───── Records to process ─────

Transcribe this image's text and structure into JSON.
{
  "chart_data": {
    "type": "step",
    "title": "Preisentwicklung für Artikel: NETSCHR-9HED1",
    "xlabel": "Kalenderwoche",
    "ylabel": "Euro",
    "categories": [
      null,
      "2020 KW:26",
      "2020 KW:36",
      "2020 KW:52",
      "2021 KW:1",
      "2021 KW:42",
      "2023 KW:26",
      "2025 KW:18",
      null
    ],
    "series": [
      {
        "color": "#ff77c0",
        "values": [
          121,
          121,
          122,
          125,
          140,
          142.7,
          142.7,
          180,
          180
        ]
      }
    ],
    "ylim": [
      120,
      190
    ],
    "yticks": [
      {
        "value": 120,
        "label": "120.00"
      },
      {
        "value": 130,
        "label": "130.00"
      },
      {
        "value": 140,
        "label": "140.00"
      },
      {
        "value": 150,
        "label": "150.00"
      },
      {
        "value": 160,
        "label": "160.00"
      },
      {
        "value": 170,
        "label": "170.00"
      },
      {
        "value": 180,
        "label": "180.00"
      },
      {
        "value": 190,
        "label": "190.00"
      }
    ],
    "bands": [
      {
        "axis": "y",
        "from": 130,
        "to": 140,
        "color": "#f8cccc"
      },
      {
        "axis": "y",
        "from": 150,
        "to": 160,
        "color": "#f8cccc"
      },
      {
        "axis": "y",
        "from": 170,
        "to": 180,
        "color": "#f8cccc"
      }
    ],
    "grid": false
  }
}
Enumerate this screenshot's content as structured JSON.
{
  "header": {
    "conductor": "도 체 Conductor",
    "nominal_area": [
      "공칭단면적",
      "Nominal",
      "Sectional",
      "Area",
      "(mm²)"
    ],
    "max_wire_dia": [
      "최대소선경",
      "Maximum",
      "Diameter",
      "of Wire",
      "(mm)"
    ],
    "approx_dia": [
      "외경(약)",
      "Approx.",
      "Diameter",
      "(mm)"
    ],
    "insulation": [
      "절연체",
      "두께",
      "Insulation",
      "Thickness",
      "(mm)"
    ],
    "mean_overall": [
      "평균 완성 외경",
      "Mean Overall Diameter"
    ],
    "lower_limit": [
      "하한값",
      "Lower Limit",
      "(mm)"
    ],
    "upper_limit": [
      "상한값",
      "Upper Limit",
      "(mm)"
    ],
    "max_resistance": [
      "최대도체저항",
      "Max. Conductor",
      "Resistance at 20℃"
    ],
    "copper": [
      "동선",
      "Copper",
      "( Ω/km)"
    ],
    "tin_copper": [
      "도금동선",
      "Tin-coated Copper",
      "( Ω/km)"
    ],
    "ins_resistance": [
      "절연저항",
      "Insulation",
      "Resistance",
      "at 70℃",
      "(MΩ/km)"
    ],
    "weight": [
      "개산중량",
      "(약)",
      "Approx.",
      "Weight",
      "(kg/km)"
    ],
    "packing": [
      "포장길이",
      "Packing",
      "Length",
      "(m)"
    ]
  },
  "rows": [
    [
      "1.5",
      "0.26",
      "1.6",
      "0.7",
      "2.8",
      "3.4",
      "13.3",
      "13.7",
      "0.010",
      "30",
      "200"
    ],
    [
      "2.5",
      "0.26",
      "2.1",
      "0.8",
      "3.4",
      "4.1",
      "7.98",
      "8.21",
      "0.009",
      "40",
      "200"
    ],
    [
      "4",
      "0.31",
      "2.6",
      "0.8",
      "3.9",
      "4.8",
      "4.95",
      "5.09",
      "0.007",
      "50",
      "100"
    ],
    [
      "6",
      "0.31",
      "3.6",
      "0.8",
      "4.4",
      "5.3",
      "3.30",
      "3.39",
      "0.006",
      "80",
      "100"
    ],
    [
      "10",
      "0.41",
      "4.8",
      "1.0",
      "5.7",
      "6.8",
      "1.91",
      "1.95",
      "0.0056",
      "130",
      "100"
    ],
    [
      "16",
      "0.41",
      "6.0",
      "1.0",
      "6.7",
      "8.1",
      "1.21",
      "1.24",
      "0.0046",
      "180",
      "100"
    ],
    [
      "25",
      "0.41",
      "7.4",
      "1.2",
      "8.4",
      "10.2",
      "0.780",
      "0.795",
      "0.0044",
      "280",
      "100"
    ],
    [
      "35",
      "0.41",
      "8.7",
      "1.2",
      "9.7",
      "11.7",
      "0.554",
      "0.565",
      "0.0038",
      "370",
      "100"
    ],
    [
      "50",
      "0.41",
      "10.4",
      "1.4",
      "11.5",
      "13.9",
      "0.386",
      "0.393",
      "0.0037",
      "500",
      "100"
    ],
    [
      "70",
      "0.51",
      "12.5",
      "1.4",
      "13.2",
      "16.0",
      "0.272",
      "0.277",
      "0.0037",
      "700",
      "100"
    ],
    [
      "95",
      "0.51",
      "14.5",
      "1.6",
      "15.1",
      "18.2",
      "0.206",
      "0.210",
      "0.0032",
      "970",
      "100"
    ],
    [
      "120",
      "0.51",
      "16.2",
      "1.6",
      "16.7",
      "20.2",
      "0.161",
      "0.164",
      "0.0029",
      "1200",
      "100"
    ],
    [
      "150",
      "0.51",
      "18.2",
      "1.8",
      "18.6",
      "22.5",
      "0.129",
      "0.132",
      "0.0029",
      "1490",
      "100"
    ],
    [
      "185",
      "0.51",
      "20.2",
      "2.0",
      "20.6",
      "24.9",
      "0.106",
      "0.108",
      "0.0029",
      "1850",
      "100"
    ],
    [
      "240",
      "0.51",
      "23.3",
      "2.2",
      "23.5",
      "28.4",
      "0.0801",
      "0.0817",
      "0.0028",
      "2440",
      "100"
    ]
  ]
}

─────

> Given task: Count the lines that hold the string "this" and state that number alone.

> Exercise answer: 2